# Ziel:
Führe alle Variablen auf, die im Forumsbeitrag über das Speichern von Daten in Excel im Code auf Nothing gesetzt werden.

#### Bereitgestellter Auszug ####

# Daten in Excel speichern



## Lakallia (27. August 2009)

Hallo,
kann mir bitte jemand helfen? ich bin grad nur am verzweifeln...
also ich habe zum einen dasProblem, dass er Excel nicht schließt, nachdem ich Daten eingefügt habe. Ich habe jetzt schon alles versucht, aber anscheinend öffnet er immer ne schreibgeschützte Kopie bei .open.
Was kann ich tun?
So "beende" ich die Anwendung:

ExcelFile.Close(SAVECHANGES:=True)
        Excel1.Quit()
        Excel1 = Nothing
        ExcelFile = Nothing
        Sheet = Nothing

was ist daran falsch?

Dann hab ich noch das Problem, dass ich nicht weiß, wie ich mich innerhalb der exceltabelle bewegen kann. Heißt ich möchte über ein makro in eine bestimmte Zelle springen und dann eine Zeile/2 Zeilen weiter rechts meine Daten aus VB einfügen.
Kann mir jemand da weiterhelfen? Das wäre super...


----------



## DrSoong (27. August 2009)

#### Gespeicherte Daten ####

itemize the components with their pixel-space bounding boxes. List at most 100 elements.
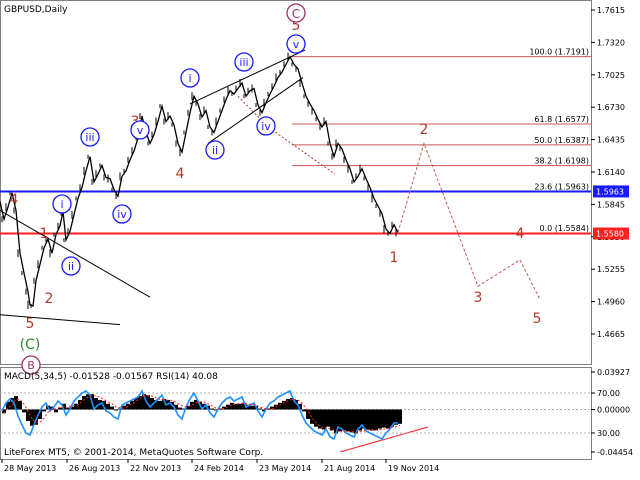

####

# Antwort zur Aufgabe:
Auf Nothing gesetzt werden die Variablen Excel1, ExcelFile und Sheet.